-- Start of Data for the task --

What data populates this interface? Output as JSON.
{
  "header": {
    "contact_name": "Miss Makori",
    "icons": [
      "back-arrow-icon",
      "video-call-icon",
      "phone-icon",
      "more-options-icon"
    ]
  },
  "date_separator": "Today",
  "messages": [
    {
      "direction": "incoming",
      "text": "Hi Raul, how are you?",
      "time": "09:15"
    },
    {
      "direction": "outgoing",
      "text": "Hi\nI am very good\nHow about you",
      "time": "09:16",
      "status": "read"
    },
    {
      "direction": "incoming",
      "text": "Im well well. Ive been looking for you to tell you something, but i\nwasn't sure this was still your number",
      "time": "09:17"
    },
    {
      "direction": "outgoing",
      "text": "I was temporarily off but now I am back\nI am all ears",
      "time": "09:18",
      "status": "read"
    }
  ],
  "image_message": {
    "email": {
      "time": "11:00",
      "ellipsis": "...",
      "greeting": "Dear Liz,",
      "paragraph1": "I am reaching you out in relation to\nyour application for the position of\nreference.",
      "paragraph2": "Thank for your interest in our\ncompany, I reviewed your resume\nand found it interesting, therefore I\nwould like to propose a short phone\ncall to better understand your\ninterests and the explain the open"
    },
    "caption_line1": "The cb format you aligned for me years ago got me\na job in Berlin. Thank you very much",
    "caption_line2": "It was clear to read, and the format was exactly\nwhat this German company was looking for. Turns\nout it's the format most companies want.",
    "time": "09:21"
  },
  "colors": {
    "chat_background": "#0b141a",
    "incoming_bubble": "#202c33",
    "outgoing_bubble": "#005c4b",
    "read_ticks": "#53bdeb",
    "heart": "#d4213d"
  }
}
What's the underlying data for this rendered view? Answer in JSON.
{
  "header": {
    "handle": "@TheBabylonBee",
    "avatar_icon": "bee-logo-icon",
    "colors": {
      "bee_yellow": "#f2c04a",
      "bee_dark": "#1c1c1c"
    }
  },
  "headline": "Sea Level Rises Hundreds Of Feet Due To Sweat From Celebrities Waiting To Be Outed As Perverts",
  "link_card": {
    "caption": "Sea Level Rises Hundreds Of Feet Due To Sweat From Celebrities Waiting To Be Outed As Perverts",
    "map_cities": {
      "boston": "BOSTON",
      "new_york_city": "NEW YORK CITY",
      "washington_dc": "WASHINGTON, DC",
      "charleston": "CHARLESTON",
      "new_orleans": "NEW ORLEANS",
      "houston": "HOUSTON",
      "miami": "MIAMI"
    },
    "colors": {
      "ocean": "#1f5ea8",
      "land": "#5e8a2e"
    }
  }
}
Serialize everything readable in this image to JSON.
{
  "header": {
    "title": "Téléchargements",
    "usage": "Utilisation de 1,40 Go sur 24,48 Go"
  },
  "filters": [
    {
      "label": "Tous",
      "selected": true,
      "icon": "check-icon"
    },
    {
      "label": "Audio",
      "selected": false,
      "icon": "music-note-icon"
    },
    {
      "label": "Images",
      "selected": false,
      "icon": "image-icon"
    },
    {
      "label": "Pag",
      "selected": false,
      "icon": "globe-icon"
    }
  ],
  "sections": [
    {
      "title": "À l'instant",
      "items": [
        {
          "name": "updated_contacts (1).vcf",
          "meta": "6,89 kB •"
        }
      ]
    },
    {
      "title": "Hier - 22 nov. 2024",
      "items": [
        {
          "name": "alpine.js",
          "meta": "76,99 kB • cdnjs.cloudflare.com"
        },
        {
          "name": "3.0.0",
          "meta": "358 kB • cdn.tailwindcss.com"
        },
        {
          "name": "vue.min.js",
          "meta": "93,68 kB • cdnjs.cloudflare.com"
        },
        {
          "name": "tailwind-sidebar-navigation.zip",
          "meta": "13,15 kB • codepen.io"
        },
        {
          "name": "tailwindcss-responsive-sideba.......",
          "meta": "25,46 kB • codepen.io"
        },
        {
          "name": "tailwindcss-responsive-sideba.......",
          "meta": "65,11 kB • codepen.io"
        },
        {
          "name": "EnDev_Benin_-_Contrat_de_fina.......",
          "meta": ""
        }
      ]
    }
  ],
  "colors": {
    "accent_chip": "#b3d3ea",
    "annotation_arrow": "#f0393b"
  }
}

-- End of Data for the task --

Check every line of the material for the string "Outed" and give the number of lines that have it, without anything else.

▶ _Result of this task_
2